# Supplied information start

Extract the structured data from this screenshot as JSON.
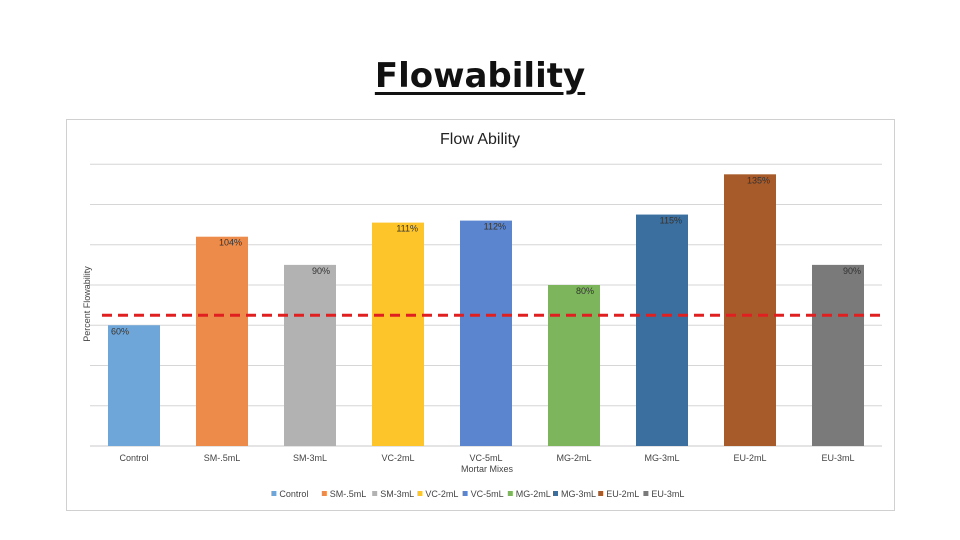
{
  "slide": {
    "title": "Flowability"
  },
  "chart_data": {
    "type": "bar",
    "title": "Flow Ability",
    "xlabel": "Mortar Mixes",
    "ylabel": "Percent Flowability",
    "categories": [
      "Control",
      "SM-.5mL",
      "SM-3mL",
      "VC-2mL",
      "VC-5mL",
      "MG-2mL",
      "MG-3mL",
      "EU-2mL",
      "EU-3mL"
    ],
    "values": [
      60,
      104,
      90,
      111,
      112,
      80,
      115,
      135,
      90
    ],
    "value_labels": [
      "60%",
      "104%",
      "90%",
      "111%",
      "112%",
      "80%",
      "115%",
      "135%",
      "90%"
    ],
    "colors": [
      "#6fa6d9",
      "#ed8b4a",
      "#b2b2b2",
      "#fdc52a",
      "#5b85cf",
      "#7db55c",
      "#3a6fa0",
      "#a75a2a",
      "#7a7a7a"
    ],
    "legend": [
      "Control",
      "SM-.5mL",
      "SM-3mL",
      "VC-2mL",
      "VC-5mL",
      "MG-2mL",
      "MG-3mL",
      "EU-2mL",
      "EU-3mL"
    ],
    "legend_position": "bottom",
    "reference_line": {
      "value": 65,
      "color": "#e02020",
      "style": "dashed"
    },
    "ylim": [
      0,
      160
    ],
    "grid": true
  }
}
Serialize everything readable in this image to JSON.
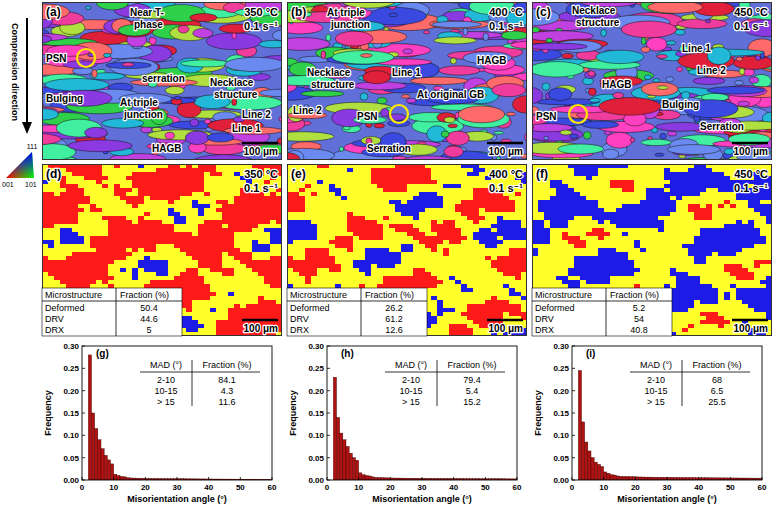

# Supplied information end

The exercise
Pick each line holding the word "Flowability" out of the data and copy it.

Completed task
    "title": "Flowability"
    "ylabel": "Percent Flowability",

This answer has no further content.